Task requirements
Locate and copy each line in the data that contains the word "Configuration".

Material to process
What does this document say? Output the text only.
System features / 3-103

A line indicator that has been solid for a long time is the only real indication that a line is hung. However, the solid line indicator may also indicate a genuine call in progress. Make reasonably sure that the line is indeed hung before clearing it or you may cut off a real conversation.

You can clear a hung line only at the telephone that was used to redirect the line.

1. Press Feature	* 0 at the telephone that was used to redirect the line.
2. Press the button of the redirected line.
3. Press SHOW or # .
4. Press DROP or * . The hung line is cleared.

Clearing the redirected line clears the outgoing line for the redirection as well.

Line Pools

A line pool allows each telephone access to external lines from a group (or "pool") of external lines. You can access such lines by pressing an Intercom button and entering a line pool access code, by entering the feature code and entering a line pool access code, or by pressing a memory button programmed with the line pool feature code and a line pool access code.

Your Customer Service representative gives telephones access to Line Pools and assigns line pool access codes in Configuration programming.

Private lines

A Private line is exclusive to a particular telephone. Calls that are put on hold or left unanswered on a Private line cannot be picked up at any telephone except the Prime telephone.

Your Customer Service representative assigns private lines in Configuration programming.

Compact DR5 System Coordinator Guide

The result
Your Customer Service representative gives telephones access to Line Pools and assigns line pool access codes in Configuration programming.
Your Customer Service representative assigns private lines in Configuration programming.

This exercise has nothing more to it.